══ TEXTE PROPOSÉ
Je suis sortie de la vingtaine assez écorchée. J’ai eu la chance de mettre au monde deux beaux bébés, aujourd’hui devenues de belles jeunes filles.  La première journée où j’ai repris l’entraînement, j’ai couru pendant neuf cent mètres. Neuf cent mètres qui m’ont dit qu’il était temps de reprendre le dessus. Les rêves, les désirs et les objectifs ont toujours été présents, mais difficiles d’accès, même en vitrine. Je n’en menais pas large…

Aujourd’hui, comme je l’écris encore assez fréquemment, il m’arrive d’avoir peur et de douter. Par contre, même si ça se produit, même si je me laisse parfois tenter par de beaux gros maux de tête, j’avance. Parce que j’ai envie de gravir la montagne. Et pas juste une fois. Je l’applique au sens littéral comme au sens figuré. D’ailleurs, une fois là-haut, que la vue soit dégagée ou qu’elle semble brouillée, le sentiment qui se dégage de cet effort est imprenable. Toujours. C’est un peu, je crois, ce qui m’a conduit en Chine, le weekend dernier. Et c’était fabuleux. Je le ressens encore (mes muscles aussi, dois-je dire).
════
■ **CONSIGNE**
Recopiez intégralement le texte proposé ci-dessus, sans y apporter la moindre modification.
══ EXTRAIT DE DONNÉES
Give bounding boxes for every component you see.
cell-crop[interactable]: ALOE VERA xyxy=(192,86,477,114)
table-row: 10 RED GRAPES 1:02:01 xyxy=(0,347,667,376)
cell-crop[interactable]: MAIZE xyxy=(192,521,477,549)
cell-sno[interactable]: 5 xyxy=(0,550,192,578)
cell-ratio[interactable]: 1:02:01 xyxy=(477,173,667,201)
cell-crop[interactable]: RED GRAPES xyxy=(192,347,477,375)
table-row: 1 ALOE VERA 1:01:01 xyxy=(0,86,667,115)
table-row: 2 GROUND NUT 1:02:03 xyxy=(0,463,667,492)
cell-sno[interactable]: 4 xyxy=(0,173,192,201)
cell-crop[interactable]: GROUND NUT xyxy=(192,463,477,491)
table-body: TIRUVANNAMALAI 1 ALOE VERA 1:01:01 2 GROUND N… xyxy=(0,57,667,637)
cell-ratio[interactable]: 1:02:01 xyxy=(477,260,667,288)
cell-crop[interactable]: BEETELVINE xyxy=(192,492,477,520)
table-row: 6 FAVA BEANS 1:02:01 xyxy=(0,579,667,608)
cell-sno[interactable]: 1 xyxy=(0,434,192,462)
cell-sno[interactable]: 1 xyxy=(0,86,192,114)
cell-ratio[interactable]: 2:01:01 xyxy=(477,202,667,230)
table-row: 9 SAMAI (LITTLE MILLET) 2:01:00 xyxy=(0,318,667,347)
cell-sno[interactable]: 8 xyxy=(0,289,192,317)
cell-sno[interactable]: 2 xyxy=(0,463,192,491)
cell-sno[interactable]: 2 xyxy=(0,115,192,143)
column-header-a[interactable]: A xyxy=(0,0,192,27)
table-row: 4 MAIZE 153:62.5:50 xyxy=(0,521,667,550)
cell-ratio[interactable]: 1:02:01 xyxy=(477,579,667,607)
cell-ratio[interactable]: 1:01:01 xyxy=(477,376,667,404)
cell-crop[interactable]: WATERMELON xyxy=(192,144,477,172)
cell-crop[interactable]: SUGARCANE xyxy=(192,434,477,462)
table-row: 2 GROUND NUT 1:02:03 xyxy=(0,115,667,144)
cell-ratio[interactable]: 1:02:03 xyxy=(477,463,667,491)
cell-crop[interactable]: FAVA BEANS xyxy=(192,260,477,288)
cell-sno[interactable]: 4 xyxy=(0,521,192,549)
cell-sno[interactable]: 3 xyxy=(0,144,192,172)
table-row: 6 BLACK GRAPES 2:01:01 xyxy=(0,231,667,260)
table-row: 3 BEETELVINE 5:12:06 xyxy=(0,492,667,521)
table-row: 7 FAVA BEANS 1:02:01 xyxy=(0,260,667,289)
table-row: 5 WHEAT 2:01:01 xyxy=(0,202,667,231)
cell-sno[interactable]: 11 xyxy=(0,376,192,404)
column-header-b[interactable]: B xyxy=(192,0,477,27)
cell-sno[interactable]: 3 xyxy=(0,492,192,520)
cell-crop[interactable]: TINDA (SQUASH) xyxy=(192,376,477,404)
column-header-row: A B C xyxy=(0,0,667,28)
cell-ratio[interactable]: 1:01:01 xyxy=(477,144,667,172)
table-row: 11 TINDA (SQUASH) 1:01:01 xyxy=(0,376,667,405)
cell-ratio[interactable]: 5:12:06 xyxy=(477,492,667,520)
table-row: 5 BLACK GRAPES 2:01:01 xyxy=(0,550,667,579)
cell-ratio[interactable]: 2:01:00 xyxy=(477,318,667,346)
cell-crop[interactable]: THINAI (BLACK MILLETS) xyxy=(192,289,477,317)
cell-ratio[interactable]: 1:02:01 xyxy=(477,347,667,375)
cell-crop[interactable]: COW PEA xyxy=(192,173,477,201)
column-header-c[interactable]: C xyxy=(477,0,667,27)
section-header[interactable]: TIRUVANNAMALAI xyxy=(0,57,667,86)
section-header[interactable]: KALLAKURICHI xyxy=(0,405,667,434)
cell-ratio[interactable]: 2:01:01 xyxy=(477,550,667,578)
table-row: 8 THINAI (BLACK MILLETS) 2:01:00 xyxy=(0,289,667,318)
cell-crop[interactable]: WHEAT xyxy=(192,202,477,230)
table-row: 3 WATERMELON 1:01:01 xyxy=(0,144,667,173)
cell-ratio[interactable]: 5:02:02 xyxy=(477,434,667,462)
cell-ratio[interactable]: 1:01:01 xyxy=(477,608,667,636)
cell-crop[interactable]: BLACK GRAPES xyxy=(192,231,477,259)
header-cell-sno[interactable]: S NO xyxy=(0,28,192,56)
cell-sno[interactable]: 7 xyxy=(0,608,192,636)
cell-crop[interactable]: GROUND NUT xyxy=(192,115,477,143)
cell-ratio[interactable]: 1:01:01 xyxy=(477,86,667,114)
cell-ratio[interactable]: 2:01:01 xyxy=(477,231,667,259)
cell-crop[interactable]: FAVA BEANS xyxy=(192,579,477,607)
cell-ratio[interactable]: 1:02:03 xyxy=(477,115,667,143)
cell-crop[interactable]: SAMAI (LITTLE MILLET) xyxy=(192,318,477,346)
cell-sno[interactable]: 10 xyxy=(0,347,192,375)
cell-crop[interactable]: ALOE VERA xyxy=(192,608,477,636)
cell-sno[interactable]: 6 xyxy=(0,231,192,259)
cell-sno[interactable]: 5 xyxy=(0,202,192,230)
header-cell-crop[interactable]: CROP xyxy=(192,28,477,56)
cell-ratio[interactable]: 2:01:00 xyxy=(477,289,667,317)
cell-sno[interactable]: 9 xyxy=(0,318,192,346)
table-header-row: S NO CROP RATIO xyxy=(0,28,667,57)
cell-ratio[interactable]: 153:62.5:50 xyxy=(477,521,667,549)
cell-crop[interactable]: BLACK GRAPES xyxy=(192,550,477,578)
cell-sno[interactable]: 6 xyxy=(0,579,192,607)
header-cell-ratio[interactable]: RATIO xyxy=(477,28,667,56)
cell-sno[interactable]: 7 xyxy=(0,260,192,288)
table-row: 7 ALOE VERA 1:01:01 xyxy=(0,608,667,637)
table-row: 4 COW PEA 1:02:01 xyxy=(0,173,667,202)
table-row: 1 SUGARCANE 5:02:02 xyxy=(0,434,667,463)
════
■ **RÉPONSE RÉDIGÉE**
Je suis sortie de la vingtaine assez écorchée. J’ai eu la chance de mettre au monde deux beaux bébés, aujourd’hui devenues de belles jeunes filles.  La première journée où j’ai repris l’entraînement, j’ai couru pendant neuf cent mètres. Neuf cent mètres qui m’ont dit qu’il était temps de reprendre le dessus. Les rêves, les désirs et les objectifs ont toujours été présents, mais difficiles d’accès, même en vitrine. Je n’en menais pas large…

Aujourd’hui, comme je l’écris encore assez fréquemment, il m’arrive d’avoir peur et de douter. Par contre, même si ça se produit, même si je me laisse parfois tenter par de beaux gros maux de tête, j’avance. Parce que j’ai envie de gravir la montagne. Et pas juste une fois. Je l’applique au sens littéral comme au sens figuré. D’ailleurs, une fois là-haut, que la vue soit dégagée ou qu’elle semble brouillée, le sentiment qui se dégage de cet effort est imprenable. Toujours. C’est un peu, je crois, ce qui m’a conduit en Chine, le weekend dernier. Et c’était fabuleux. Je le ressens encore (mes muscles aussi, dois-je dire).